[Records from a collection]
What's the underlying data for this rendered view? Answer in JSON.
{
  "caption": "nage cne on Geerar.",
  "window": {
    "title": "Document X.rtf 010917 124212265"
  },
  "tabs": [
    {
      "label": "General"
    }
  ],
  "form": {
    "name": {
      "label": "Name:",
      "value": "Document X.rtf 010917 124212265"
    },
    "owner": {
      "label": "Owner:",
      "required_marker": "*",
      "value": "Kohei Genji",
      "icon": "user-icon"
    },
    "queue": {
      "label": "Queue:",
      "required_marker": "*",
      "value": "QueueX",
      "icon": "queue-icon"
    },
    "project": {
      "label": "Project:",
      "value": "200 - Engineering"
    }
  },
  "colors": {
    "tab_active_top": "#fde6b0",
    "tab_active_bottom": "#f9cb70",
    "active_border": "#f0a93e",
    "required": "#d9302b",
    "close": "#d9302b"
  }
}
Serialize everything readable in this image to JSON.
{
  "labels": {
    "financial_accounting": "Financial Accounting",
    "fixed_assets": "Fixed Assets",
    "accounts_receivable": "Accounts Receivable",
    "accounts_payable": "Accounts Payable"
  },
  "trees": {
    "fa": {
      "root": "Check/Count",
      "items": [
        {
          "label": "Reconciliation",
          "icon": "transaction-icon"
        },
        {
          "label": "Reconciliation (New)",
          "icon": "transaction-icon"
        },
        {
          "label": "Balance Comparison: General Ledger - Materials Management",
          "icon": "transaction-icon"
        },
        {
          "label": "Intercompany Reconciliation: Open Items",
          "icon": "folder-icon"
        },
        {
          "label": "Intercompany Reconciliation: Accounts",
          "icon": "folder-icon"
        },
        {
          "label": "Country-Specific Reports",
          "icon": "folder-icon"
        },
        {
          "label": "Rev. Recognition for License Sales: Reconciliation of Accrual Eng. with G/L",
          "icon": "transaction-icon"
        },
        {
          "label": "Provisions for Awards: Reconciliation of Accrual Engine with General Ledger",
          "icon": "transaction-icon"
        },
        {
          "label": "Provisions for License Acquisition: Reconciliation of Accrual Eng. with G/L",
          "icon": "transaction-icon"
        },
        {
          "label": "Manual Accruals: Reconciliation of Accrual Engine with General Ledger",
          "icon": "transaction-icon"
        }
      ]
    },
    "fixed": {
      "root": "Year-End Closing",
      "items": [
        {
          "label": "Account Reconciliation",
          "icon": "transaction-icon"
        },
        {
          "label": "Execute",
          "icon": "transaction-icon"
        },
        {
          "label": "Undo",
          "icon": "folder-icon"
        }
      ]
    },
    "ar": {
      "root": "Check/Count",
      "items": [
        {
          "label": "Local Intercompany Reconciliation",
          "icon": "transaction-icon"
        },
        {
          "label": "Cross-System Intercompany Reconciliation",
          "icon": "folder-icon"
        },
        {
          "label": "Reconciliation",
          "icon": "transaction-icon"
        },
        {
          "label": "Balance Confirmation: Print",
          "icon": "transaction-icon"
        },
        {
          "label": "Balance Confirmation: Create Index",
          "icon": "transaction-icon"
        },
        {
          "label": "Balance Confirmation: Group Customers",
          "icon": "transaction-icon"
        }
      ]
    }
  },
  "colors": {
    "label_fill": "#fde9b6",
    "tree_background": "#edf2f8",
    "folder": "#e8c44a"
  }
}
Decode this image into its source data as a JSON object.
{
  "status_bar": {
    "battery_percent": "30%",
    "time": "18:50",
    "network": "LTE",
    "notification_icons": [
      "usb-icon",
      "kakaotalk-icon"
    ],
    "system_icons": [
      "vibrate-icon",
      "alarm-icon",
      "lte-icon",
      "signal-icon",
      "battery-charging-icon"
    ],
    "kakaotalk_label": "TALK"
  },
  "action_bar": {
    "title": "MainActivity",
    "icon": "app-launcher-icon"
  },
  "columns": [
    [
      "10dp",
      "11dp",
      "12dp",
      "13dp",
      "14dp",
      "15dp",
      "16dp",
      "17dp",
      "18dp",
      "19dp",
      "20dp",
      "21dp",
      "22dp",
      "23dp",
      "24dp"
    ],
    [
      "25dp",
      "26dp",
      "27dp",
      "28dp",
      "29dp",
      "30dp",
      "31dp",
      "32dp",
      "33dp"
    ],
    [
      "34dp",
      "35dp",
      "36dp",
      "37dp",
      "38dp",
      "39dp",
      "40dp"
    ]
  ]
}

WHAT IS NEEDED
Print every entry exactly as it appears.

OUTPUT BELOW
What's the underlying data for this rendered view? Answer in JSON.
{
  "caption": "nage cne on Geerar.",
  "window": {
    "title": "Document X.rtf 010917 124212265"
  },
  "tabs": [
    {
      "label": "General"
    }
  ],
  "form": {
    "name": {
      "label": "Name:",
      "value": "Document X.rtf 010917 124212265"
    },
    "owner": {
      "label": "Owner:",
      "required_marker": "*",
      "value": "Kohei Genji",
      "icon": "user-icon"
    },
    "queue": {
      "label": "Queue:",
      "required_marker": "*",
      "value": "QueueX",
      "icon": "queue-icon"
    },
    "project": {
      "label": "Project:",
      "value": "200 - Engineering"
    }
  },
  "colors": {
    "tab_active_top": "#fde6b0",
    "tab_active_bottom": "#f9cb70",
    "active_border": "#f0a93e",
    "required": "#d9302b",
    "close": "#d9302b"
  }
}
Serialize everything readable in this image to JSON.
{
  "labels": {
    "financial_accounting": "Financial Accounting",
    "fixed_assets": "Fixed Assets",
    "accounts_receivable": "Accounts Receivable",
    "accounts_payable": "Accounts Payable"
  },
  "trees": {
    "fa": {
      "root": "Check/Count",
      "items": [
        {
          "label": "Reconciliation",
          "icon": "transaction-icon"
        },
        {
          "label": "Reconciliation (New)",
          "icon": "transaction-icon"
        },
        {
          "label": "Balance Comparison: General Ledger - Materials Management",
          "icon": "transaction-icon"
        },
        {
          "label": "Intercompany Reconciliation: Open Items",
          "icon": "folder-icon"
        },
        {
          "label": "Intercompany Reconciliation: Accounts",
          "icon": "folder-icon"
        },
        {
          "label": "Country-Specific Reports",
          "icon": "folder-icon"
        },
        {
          "label": "Rev. Recognition for License Sales: Reconciliation of Accrual Eng. with G/L",
          "icon": "transaction-icon"
        },
        {
          "label": "Provisions for Awards: Reconciliation of Accrual Engine with General Ledger",
          "icon": "transaction-icon"
        },
        {
          "label": "Provisions for License Acquisition: Reconciliation of Accrual Eng. with G/L",
          "icon": "transaction-icon"
        },
        {
          "label": "Manual Accruals: Reconciliation of Accrual Engine with General Ledger",
          "icon": "transaction-icon"
        }
      ]
    },
    "fixed": {
      "root": "Year-End Closing",
      "items": [
        {
          "label": "Account Reconciliation",
          "icon": "transaction-icon"
        },
        {
          "label": "Execute",
          "icon": "transaction-icon"
        },
        {
          "label": "Undo",
          "icon": "folder-icon"
        }
      ]
    },
    "ar": {
      "root": "Check/Count",
      "items": [
        {
          "label": "Local Intercompany Reconciliation",
          "icon": "transaction-icon"
        },
        {
          "label": "Cross-System Intercompany Reconciliation",
          "icon": "folder-icon"
        },
        {
          "label": "Reconciliation",
          "icon": "transaction-icon"
        },
        {
          "label": "Balance Confirmation: Print",
          "icon": "transaction-icon"
        },
        {
          "label": "Balance Confirmation: Create Index",
          "icon": "transaction-icon"
        },
        {
          "label": "Balance Confirmation: Group Customers",
          "icon": "transaction-icon"
        }
      ]
    }
  },
  "colors": {
    "label_fill": "#fde9b6",
    "tree_background": "#edf2f8",
    "folder": "#e8c44a"
  }
}
Decode this image into its source data as a JSON object.
{
  "status_bar": {
    "battery_percent": "30%",
    "time": "18:50",
    "network": "LTE",
    "notification_icons": [
      "usb-icon",
      "kakaotalk-icon"
    ],
    "system_icons": [
      "vibrate-icon",
      "alarm-icon",
      "lte-icon",
      "signal-icon",
      "battery-charging-icon"
    ],
    "kakaotalk_label": "TALK"
  },
  "action_bar": {
    "title": "MainActivity",
    "icon": "app-launcher-icon"
  },
  "columns": [
    [
      "10dp",
      "11dp",
      "12dp",
      "13dp",
      "14dp",
      "15dp",
      "16dp",
      "17dp",
      "18dp",
      "19dp",
      "20dp",
      "21dp",
      "22dp",
      "23dp",
      "24dp"
    ],
    [
      "25dp",
      "26dp",
      "27dp",
      "28dp",
      "29dp",
      "30dp",
      "31dp",
      "32dp",
      "33dp"
    ],
    [
      "34dp",
      "35dp",
      "36dp",
      "37dp",
      "38dp",
      "39dp",
      "40dp"
    ]
  ]
}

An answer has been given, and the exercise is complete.